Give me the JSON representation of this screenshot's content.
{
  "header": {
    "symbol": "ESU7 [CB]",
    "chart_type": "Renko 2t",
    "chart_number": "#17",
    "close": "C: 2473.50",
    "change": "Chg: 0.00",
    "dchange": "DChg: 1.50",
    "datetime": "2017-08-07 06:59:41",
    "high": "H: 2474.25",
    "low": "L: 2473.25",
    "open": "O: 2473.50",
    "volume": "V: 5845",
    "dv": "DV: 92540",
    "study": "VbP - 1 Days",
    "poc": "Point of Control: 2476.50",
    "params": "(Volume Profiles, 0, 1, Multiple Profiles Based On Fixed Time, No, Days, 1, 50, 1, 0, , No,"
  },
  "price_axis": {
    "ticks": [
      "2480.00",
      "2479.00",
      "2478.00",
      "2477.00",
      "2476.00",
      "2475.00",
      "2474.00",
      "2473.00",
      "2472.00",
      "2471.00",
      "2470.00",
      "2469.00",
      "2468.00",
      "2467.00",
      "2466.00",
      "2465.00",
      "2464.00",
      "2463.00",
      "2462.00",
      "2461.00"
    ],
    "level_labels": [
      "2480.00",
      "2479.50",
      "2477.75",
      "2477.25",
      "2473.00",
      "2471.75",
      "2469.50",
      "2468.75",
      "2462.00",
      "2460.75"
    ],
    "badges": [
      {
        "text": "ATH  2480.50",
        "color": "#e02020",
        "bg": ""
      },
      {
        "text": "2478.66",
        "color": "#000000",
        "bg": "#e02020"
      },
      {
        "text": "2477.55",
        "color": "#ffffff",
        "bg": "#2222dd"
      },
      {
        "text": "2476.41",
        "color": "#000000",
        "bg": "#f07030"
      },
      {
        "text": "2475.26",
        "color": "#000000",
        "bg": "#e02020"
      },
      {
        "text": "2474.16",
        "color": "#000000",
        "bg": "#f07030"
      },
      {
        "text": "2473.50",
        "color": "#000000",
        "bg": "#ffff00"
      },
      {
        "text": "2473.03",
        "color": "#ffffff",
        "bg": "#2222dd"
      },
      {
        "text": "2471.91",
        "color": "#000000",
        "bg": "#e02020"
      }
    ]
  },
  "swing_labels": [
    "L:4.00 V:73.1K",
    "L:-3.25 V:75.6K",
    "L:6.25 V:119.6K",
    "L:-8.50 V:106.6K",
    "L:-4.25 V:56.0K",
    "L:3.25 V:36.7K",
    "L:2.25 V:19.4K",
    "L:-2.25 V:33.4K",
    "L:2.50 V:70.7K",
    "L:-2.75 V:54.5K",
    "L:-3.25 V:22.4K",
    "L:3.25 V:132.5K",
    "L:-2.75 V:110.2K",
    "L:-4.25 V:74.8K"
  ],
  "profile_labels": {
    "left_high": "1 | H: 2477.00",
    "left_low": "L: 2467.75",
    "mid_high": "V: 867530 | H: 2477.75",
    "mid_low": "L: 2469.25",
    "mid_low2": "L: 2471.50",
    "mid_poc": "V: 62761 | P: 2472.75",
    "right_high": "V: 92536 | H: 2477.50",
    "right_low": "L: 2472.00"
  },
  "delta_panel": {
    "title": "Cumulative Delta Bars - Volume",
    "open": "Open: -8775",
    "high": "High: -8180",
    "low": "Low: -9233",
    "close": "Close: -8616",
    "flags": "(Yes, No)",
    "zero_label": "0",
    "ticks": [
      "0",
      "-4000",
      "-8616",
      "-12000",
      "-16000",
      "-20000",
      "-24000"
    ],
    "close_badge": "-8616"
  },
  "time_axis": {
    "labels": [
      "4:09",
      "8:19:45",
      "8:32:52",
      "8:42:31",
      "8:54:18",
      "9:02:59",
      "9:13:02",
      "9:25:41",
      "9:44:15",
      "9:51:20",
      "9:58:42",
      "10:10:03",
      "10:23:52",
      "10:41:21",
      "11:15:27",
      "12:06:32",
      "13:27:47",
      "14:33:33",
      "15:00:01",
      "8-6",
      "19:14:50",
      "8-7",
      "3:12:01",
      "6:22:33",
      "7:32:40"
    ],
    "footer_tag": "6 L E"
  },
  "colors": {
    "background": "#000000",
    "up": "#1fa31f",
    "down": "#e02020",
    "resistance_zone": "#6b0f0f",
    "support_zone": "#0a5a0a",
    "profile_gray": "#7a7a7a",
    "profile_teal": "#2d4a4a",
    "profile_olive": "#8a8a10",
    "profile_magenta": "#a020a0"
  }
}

**Set problem:** Reproduce the entries above exactly.

**Reply to the task:**
Give me the JSON representation of this screenshot's content.
{
  "header": {
    "symbol": "ESU7 [CB]",
    "chart_type": "Renko 2t",
    "chart_number": "#17",
    "close": "C: 2473.50",
    "change": "Chg: 0.00",
    "dchange": "DChg: 1.50",
    "datetime": "2017-08-07 06:59:41",
    "high": "H: 2474.25",
    "low": "L: 2473.25",
    "open": "O: 2473.50",
    "volume": "V: 5845",
    "dv": "DV: 92540",
    "study": "VbP - 1 Days",
    "poc": "Point of Control: 2476.50",
    "params": "(Volume Profiles, 0, 1, Multiple Profiles Based On Fixed Time, No, Days, 1, 50, 1, 0, , No,"
  },
  "price_axis": {
    "ticks": [
      "2480.00",
      "2479.00",
      "2478.00",
      "2477.00",
      "2476.00",
      "2475.00",
      "2474.00",
      "2473.00",
      "2472.00",
      "2471.00",
      "2470.00",
      "2469.00",
      "2468.00",
      "2467.00",
      "2466.00",
      "2465.00",
      "2464.00",
      "2463.00",
      "2462.00",
      "2461.00"
    ],
    "level_labels": [
      "2480.00",
      "2479.50",
      "2477.75",
      "2477.25",
      "2473.00",
      "2471.75",
      "2469.50",
      "2468.75",
      "2462.00",
      "2460.75"
    ],
    "badges": [
      {
        "text": "ATH  2480.50",
        "color": "#e02020",
        "bg": ""
      },
      {
        "text": "2478.66",
        "color": "#000000",
        "bg": "#e02020"
      },
      {
        "text": "2477.55",
        "color": "#ffffff",
        "bg": "#2222dd"
      },
      {
        "text": "2476.41",
        "color": "#000000",
        "bg": "#f07030"
      },
      {
        "text": "2475.26",
        "color": "#000000",
        "bg": "#e02020"
      },
      {
        "text": "2474.16",
        "color": "#000000",
        "bg": "#f07030"
      },
      {
        "text": "2473.50",
        "color": "#000000",
        "bg": "#ffff00"
      },
      {
        "text": "2473.03",
        "color": "#ffffff",
        "bg": "#2222dd"
      },
      {
        "text": "2471.91",
        "color": "#000000",
        "bg": "#e02020"
      }
    ]
  },
  "swing_labels": [
    "L:4.00 V:73.1K",
    "L:-3.25 V:75.6K",
    "L:6.25 V:119.6K",
    "L:-8.50 V:106.6K",
    "L:-4.25 V:56.0K",
    "L:3.25 V:36.7K",
    "L:2.25 V:19.4K",
    "L:-2.25 V:33.4K",
    "L:2.50 V:70.7K",
    "L:-2.75 V:54.5K",
    "L:-3.25 V:22.4K",
    "L:3.25 V:132.5K",
    "L:-2.75 V:110.2K",
    "L:-4.25 V:74.8K"
  ],
  "profile_labels": {
    "left_high": "1 | H: 2477.00",
    "left_low": "L: 2467.75",
    "mid_high": "V: 867530 | H: 2477.75",
    "mid_low": "L: 2469.25",
    "mid_low2": "L: 2471.50",
    "mid_poc": "V: 62761 | P: 2472.75",
    "right_high": "V: 92536 | H: 2477.50",
    "right_low": "L: 2472.00"
  },
  "delta_panel": {
    "title": "Cumulative Delta Bars - Volume",
    "open": "Open: -8775",
    "high": "High: -8180",
    "low": "Low: -9233",
    "close": "Close: -8616",
    "flags": "(Yes, No)",
    "zero_label": "0",
    "ticks": [
      "0",
      "-4000",
      "-8616",
      "-12000",
      "-16000",
      "-20000",
      "-24000"
    ],
    "close_badge": "-8616"
  },
  "time_axis": {
    "labels": [
      "4:09",
      "8:19:45",
      "8:32:52",
      "8:42:31",
      "8:54:18",
      "9:02:59",
      "9:13:02",
      "9:25:41",
      "9:44:15",
      "9:51:20",
      "9:58:42",
      "10:10:03",
      "10:23:52",
      "10:41:21",
      "11:15:27",
      "12:06:32",
      "13:27:47",
      "14:33:33",
      "15:00:01",
      "8-6",
      "19:14:50",
      "8-7",
      "3:12:01",
      "6:22:33",
      "7:32:40"
    ],
    "footer_tag": "6 L E"
  },
  "colors": {
    "background": "#000000",
    "up": "#1fa31f",
    "down": "#e02020",
    "resistance_zone": "#6b0f0f",
    "support_zone": "#0a5a0a",
    "profile_gray": "#7a7a7a",
    "profile_teal": "#2d4a4a",
    "profile_olive": "#8a8a10",
    "profile_magenta": "#a020a0"
  }
}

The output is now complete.